##### Given data #####

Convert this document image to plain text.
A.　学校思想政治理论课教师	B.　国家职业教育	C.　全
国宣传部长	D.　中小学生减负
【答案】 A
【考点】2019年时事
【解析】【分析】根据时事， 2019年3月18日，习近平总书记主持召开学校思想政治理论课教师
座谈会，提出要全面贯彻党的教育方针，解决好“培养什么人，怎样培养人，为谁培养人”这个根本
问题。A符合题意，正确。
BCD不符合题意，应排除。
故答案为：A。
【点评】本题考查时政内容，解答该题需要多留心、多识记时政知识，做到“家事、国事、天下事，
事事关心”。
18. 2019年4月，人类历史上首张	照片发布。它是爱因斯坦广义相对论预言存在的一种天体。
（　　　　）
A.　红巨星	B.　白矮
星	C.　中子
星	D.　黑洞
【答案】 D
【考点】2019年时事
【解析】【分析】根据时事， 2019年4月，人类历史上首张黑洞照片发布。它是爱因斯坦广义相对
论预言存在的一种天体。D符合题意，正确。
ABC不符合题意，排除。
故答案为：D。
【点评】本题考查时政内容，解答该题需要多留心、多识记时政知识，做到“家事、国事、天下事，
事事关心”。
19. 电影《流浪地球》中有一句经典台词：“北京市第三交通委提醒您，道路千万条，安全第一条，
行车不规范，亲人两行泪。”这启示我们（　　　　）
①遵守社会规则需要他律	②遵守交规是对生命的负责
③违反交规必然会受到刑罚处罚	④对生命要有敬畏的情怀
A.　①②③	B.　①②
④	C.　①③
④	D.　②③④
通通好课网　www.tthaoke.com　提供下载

#####

## Challenge
Copy all the lines, exactly.

## Exercise answer
Convert this document image to plain text.
A.　学校思想政治理论课教师	B.　国家职业教育	C.　全
国宣传部长	D.　中小学生减负
【答案】 A
【考点】2019年时事
【解析】【分析】根据时事， 2019年3月18日，习近平总书记主持召开学校思想政治理论课教师
座谈会，提出要全面贯彻党的教育方针，解决好“培养什么人，怎样培养人，为谁培养人”这个根本
问题。A符合题意，正确。
BCD不符合题意，应排除。
故答案为：A。
【点评】本题考查时政内容，解答该题需要多留心、多识记时政知识，做到“家事、国事、天下事，
事事关心”。
18. 2019年4月，人类历史上首张	照片发布。它是爱因斯坦广义相对论预言存在的一种天体。
（　　　　）
A.　红巨星	B.　白矮
星	C.　中子
星	D.　黑洞
【答案】 D
【考点】2019年时事
【解析】【分析】根据时事， 2019年4月，人类历史上首张黑洞照片发布。它是爱因斯坦广义相对
论预言存在的一种天体。D符合题意，正确。
ABC不符合题意，排除。
故答案为：D。
【点评】本题考查时政内容，解答该题需要多留心、多识记时政知识，做到“家事、国事、天下事，
事事关心”。
19. 电影《流浪地球》中有一句经典台词：“北京市第三交通委提醒您，道路千万条，安全第一条，
行车不规范，亲人两行泪。”这启示我们（　　　　）
①遵守社会规则需要他律	②遵守交规是对生命的负责
③违反交规必然会受到刑罚处罚	④对生命要有敬畏的情怀
A.　①②③	B.　①②
④	C.　①③
④	D.　②③④
通通好课网　www.tthaoke.com　提供下载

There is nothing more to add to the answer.